#### SHORT PROBLEM
Some lines in the listing below may include the string "Erbarmen". How many are there? Give only the number.

#### SOURCE DATA

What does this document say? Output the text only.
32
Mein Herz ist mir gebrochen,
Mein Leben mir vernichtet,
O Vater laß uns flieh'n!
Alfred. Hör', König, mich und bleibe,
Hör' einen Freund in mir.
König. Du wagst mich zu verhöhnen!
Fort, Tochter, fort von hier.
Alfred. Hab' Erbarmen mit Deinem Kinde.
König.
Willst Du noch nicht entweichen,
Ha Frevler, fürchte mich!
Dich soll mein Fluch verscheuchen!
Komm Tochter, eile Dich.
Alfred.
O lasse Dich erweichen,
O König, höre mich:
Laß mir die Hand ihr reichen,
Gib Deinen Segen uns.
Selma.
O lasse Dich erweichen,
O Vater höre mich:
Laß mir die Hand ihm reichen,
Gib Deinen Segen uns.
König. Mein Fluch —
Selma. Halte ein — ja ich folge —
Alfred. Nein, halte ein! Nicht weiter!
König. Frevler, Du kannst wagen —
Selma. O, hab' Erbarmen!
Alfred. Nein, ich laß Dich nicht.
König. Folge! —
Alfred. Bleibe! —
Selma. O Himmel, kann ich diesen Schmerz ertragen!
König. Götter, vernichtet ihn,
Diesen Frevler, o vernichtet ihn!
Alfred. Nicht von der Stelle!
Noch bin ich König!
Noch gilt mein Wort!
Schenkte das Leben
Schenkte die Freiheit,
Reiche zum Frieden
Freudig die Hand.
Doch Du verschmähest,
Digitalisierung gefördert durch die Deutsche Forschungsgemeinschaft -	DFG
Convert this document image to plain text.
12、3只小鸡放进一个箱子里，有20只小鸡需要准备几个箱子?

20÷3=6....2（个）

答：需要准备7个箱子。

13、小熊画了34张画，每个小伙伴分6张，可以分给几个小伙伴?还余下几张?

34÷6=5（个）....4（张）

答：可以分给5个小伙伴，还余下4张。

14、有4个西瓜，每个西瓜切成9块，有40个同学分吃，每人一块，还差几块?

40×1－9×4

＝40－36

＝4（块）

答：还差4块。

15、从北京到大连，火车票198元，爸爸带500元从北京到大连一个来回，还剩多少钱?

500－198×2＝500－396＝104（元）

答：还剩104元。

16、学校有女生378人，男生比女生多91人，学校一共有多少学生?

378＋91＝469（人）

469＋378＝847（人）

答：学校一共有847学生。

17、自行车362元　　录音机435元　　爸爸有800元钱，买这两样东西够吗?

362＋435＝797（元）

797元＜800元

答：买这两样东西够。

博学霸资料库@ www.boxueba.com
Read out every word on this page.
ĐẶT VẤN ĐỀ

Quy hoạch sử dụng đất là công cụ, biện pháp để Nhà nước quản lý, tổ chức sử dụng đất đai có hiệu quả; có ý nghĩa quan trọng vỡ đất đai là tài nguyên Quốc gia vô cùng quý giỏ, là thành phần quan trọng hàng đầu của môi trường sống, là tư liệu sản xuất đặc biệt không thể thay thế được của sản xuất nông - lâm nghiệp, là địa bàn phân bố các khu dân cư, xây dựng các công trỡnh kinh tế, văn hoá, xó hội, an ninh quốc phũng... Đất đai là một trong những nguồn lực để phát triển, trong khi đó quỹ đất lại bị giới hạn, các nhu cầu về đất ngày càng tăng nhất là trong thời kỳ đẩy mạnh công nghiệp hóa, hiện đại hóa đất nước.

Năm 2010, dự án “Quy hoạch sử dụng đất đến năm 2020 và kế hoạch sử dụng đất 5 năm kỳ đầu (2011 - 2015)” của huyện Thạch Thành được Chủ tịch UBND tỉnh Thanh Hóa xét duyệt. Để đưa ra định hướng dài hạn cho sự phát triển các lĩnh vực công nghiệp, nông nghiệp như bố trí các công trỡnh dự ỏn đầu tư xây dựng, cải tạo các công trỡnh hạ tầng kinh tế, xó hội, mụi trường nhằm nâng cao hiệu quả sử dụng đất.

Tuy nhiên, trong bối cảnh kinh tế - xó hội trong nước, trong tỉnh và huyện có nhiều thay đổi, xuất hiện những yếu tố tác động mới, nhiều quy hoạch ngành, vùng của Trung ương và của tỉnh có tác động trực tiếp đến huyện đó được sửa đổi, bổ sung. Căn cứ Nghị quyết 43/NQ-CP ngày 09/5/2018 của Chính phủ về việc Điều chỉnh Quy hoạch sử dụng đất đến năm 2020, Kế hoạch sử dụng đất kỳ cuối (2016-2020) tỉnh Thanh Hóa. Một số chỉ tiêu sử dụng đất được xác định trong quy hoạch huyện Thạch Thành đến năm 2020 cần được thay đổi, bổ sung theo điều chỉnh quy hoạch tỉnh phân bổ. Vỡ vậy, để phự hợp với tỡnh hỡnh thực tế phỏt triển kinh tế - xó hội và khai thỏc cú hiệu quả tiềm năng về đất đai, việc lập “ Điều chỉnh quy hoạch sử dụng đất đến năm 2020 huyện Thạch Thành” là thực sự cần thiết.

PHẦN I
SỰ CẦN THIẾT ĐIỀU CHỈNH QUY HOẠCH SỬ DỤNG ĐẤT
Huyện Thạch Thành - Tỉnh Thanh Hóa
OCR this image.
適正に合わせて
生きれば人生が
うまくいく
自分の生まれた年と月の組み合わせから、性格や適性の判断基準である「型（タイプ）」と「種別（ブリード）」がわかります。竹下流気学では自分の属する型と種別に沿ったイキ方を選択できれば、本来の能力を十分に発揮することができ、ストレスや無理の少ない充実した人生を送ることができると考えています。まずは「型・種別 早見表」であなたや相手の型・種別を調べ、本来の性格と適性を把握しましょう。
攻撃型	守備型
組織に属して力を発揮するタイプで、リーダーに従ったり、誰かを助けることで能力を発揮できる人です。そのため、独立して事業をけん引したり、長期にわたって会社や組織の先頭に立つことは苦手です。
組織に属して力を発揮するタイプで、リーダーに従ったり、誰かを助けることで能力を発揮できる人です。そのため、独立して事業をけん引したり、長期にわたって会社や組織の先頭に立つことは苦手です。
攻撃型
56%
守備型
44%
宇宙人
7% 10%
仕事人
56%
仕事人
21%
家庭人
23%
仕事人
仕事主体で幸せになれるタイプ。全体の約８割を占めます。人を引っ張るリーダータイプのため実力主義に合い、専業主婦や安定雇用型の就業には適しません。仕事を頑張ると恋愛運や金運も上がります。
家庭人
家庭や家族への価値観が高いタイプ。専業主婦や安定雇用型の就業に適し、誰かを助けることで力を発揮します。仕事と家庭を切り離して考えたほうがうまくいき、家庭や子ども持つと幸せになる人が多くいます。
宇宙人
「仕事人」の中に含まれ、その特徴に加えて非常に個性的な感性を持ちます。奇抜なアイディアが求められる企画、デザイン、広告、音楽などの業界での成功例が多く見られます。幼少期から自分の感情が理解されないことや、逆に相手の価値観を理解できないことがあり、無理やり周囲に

#### FINAL RESULT
2